Problem:
Identify all lines in the data containing the string "bambini". Copy them out.
--- begin Material provided ---
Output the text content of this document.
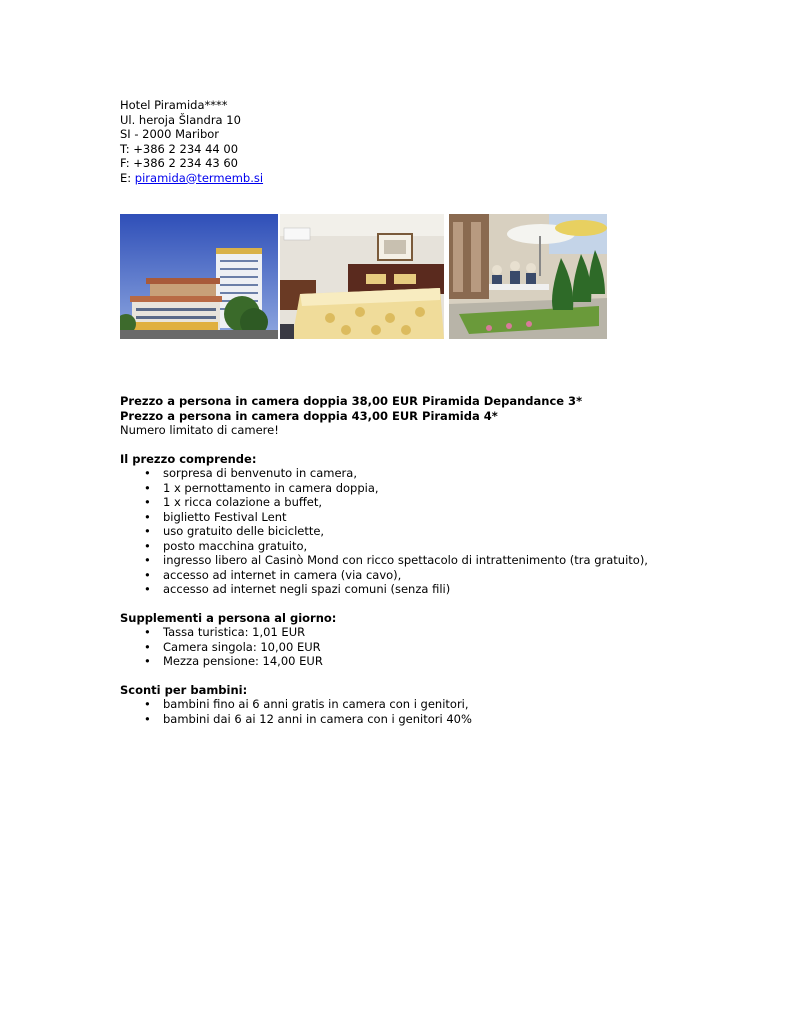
Hotel Piramida****
Ul. heroja Šlandra 10
SI - 2000 Maribor
T: +386 2 234 44 00
F: +386 2 234 43 60
E: piramida@termemb.si
Prezzo a persona in camera doppia 38,00 EUR Piramida Depandance 3*
Prezzo a persona in camera doppia 43,00 EUR Piramida 4*
Numero limitato di camere!
Il prezzo comprende:
• sorpresa di benvenuto in camera,
• 1 x pernottamento in camera doppia,
• 1 x ricca colazione a buffet,
• biglietto Festival Lent
• uso gratuito delle biciclette,
• posto macchina gratuito,
• ingresso libero al Casinò Mond con ricco spettacolo di intrattenimento (tra gratuito),
• accesso ad internet in camera (via cavo),
• accesso ad internet negli spazi comuni (senza fili)
Supplementi a persona al giorno:
• Tassa turistica: 1,01 EUR
• Camera singola: 10,00 EUR
• Mezza pensione: 14,00 EUR
Sconti per bambini:
• bambini fino ai 6 anni gratis in camera con i genitori,
• bambini dai 6 ai 12 anni in camera con i genitori 40%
--- end Material provided ---
Answer to this problem:
Sconti per bambini:
• bambini fino ai 6 anni gratis in camera con i genitori,
• bambini dai 6 ai 12 anni in camera con i genitori 40%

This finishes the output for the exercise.